Supplied records:
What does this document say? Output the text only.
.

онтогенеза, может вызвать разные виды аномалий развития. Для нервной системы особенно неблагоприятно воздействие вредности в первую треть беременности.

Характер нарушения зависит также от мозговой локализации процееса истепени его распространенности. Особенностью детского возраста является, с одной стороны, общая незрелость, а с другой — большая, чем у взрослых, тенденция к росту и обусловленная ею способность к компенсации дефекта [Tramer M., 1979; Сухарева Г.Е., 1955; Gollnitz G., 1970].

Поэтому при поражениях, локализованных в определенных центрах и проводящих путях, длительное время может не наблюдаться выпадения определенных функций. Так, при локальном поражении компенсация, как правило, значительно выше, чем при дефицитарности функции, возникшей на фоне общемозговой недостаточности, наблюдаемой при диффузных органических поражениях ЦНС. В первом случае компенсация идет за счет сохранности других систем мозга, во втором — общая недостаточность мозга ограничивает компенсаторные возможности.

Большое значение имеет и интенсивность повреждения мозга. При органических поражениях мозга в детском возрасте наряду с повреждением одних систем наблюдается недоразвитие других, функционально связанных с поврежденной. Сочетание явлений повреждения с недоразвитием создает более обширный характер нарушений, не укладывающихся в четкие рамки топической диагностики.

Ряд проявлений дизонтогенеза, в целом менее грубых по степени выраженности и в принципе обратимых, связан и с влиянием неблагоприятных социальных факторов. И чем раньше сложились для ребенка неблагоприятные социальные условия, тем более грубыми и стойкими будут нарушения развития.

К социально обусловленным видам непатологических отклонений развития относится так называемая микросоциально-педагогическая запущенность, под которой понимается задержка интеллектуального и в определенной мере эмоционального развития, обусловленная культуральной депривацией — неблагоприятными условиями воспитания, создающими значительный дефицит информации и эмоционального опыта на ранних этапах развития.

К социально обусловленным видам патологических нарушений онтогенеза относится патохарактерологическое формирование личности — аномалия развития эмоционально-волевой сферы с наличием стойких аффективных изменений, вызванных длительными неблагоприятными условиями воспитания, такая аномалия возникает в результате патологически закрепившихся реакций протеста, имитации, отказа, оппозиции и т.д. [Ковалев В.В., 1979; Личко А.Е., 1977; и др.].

Set problem: All of the material must be reproduced exactly.

Task output:
What does this document say? Output the text only.
.

онтогенеза, может вызвать разные виды аномалий развития. Для нервной системы особенно неблагоприятно воздействие вредности в первую треть беременности.

Характер нарушения зависит также от мозговой локализации процееса истепени его распространенности. Особенностью детского возраста является, с одной стороны, общая незрелость, а с другой — большая, чем у взрослых, тенденция к росту и обусловленная ею способность к компенсации дефекта [Tramer M., 1979; Сухарева Г.Е., 1955; Gollnitz G., 1970].

Поэтому при поражениях, локализованных в определенных центрах и проводящих путях, длительное время может не наблюдаться выпадения определенных функций. Так, при локальном поражении компенсация, как правило, значительно выше, чем при дефицитарности функции, возникшей на фоне общемозговой недостаточности, наблюдаемой при диффузных органических поражениях ЦНС. В первом случае компенсация идет за счет сохранности других систем мозга, во втором — общая недостаточность мозга ограничивает компенсаторные возможности.

Большое значение имеет и интенсивность повреждения мозга. При органических поражениях мозга в детском возрасте наряду с повреждением одних систем наблюдается недоразвитие других, функционально связанных с поврежденной. Сочетание явлений повреждения с недоразвитием создает более обширный характер нарушений, не укладывающихся в четкие рамки топической диагностики.

Ряд проявлений дизонтогенеза, в целом менее грубых по степени выраженности и в принципе обратимых, связан и с влиянием неблагоприятных социальных факторов. И чем раньше сложились для ребенка неблагоприятные социальные условия, тем более грубыми и стойкими будут нарушения развития.

К социально обусловленным видам непатологических отклонений развития относится так называемая микросоциально-педагогическая запущенность, под которой понимается задержка интеллектуального и в определенной мере эмоционального развития, обусловленная культуральной депривацией — неблагоприятными условиями воспитания, создающими значительный дефицит информации и эмоционального опыта на ранних этапах развития.

К социально обусловленным видам патологических нарушений онтогенеза относится патохарактерологическое формирование личности — аномалия развития эмоционально-волевой сферы с наличием стойких аффективных изменений, вызванных длительными неблагоприятными условиями воспитания, такая аномалия возникает в результате патологически закрепившихся реакций протеста, имитации, отказа, оппозиции и т.д. [Ковалев В.В., 1979; Личко А.Е., 1977; и др.].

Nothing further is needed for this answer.